Your task is to copy every line of the entries that contains "title".

(Records from a collection of figures)
━━━━━━━━━━━━━━━━

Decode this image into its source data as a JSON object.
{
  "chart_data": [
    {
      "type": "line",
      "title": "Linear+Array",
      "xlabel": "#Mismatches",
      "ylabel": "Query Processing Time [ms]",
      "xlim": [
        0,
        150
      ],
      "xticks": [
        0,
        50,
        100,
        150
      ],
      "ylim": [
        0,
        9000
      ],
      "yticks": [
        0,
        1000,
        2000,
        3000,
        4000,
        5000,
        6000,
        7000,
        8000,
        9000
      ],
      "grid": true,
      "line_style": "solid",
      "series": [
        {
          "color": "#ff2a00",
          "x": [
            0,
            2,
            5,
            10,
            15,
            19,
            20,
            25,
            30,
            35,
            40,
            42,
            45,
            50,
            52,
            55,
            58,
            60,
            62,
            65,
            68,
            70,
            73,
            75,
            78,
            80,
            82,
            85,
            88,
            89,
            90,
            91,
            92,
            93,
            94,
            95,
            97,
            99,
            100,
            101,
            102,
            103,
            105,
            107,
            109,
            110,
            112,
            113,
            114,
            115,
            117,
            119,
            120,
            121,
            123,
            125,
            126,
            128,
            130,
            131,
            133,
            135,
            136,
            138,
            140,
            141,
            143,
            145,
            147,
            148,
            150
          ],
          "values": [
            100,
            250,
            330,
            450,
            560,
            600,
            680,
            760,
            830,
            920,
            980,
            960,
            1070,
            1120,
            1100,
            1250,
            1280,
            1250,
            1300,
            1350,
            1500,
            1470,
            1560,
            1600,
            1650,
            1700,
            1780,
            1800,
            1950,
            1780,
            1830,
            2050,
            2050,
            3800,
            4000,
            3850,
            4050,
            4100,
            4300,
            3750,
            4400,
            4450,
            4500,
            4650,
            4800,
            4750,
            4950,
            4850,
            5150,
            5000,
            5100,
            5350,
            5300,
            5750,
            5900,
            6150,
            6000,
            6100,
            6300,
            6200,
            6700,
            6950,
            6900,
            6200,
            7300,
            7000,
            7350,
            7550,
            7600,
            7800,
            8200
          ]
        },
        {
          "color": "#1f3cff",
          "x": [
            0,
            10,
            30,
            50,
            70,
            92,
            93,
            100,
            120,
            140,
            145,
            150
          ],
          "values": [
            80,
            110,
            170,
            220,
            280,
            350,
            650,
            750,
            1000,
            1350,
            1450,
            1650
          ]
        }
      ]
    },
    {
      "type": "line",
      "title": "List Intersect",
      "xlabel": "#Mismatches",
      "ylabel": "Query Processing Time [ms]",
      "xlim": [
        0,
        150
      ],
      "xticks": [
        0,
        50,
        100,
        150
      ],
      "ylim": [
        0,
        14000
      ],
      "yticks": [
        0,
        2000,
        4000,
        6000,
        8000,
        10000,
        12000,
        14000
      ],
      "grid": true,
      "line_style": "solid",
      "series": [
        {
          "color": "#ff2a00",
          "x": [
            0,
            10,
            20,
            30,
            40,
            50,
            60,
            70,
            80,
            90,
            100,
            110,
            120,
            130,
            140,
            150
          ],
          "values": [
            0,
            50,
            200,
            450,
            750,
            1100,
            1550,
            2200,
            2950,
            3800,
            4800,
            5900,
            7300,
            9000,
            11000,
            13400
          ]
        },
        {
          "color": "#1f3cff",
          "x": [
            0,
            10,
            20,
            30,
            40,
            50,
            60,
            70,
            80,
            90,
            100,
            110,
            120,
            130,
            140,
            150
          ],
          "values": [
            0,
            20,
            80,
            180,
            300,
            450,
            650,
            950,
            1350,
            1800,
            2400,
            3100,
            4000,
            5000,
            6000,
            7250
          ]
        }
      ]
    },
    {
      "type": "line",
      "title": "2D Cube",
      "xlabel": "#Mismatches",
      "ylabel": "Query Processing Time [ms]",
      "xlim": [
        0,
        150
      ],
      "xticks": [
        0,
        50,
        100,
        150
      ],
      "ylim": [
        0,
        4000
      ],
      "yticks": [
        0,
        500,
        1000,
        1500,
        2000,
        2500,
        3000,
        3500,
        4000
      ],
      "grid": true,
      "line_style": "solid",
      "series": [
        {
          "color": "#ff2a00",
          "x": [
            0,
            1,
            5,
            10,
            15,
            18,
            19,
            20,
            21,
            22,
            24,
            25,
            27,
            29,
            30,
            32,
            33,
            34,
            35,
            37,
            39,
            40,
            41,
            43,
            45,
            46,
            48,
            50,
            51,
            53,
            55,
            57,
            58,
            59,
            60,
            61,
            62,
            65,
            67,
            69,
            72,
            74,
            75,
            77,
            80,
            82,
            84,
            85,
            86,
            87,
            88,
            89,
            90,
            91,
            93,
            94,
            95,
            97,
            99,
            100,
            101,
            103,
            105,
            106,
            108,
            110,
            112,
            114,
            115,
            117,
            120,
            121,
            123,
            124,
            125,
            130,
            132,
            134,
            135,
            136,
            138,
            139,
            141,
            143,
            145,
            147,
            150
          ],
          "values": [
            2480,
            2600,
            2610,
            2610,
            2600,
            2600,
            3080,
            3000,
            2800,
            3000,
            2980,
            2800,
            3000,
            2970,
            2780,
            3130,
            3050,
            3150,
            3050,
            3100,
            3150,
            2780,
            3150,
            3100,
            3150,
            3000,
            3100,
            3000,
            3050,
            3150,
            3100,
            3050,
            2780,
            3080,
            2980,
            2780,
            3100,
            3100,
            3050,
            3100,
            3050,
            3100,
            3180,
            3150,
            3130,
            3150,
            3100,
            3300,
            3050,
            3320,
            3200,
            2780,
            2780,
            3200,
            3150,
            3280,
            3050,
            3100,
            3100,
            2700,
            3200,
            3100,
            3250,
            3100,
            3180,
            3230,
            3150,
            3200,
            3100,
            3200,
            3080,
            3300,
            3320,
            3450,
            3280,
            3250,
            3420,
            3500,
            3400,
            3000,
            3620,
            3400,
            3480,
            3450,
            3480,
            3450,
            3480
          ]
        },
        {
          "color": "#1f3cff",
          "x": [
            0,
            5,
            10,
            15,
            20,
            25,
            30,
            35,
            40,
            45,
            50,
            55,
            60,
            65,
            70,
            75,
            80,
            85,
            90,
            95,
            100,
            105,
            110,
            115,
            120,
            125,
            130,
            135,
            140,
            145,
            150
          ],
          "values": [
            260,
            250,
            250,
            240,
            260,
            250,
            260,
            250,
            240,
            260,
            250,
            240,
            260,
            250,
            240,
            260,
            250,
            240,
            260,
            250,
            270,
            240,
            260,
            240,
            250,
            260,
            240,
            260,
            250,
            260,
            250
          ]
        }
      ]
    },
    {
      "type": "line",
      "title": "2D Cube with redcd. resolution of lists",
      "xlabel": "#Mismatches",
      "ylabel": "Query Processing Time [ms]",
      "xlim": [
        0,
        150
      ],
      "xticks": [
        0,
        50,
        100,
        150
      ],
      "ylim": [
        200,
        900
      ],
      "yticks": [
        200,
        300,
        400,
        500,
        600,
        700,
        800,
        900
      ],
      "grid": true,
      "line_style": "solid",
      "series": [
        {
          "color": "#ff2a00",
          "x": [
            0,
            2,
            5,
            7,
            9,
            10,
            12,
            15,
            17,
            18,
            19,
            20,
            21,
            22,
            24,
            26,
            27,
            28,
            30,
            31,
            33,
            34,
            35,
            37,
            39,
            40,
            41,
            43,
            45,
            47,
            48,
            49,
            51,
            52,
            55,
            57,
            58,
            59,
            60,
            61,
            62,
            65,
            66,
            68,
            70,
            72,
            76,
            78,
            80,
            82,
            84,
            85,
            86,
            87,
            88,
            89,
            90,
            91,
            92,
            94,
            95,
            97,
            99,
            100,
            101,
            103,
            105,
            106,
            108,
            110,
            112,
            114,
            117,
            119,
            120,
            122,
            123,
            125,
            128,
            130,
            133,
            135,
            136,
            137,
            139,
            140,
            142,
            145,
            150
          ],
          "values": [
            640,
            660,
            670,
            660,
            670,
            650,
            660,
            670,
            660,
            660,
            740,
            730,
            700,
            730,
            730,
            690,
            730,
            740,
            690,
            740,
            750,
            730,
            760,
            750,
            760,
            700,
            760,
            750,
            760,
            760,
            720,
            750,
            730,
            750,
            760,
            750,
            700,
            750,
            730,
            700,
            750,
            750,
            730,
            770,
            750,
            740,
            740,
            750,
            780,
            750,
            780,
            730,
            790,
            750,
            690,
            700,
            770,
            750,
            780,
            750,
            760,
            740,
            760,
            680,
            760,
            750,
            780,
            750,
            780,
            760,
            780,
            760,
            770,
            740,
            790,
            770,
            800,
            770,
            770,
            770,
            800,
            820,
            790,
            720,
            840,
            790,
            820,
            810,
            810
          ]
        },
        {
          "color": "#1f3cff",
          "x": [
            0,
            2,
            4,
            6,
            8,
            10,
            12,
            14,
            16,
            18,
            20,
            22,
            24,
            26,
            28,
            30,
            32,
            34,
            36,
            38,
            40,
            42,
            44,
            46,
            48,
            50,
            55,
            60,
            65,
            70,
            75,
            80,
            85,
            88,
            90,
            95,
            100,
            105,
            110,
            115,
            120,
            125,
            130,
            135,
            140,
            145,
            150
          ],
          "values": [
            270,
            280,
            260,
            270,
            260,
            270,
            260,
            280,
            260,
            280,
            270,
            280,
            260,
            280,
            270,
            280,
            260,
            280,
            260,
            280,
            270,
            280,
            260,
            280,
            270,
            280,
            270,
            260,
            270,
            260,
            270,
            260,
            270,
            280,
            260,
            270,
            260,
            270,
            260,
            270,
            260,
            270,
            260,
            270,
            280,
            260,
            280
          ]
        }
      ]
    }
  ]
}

━━━━━━━━━━━━━━━━

### Response to this exercise
      "title": "Linear+Array",
      "title": "List Intersect",
      "title": "2D Cube",
      "title": "2D Cube with redcd. resolution of lists",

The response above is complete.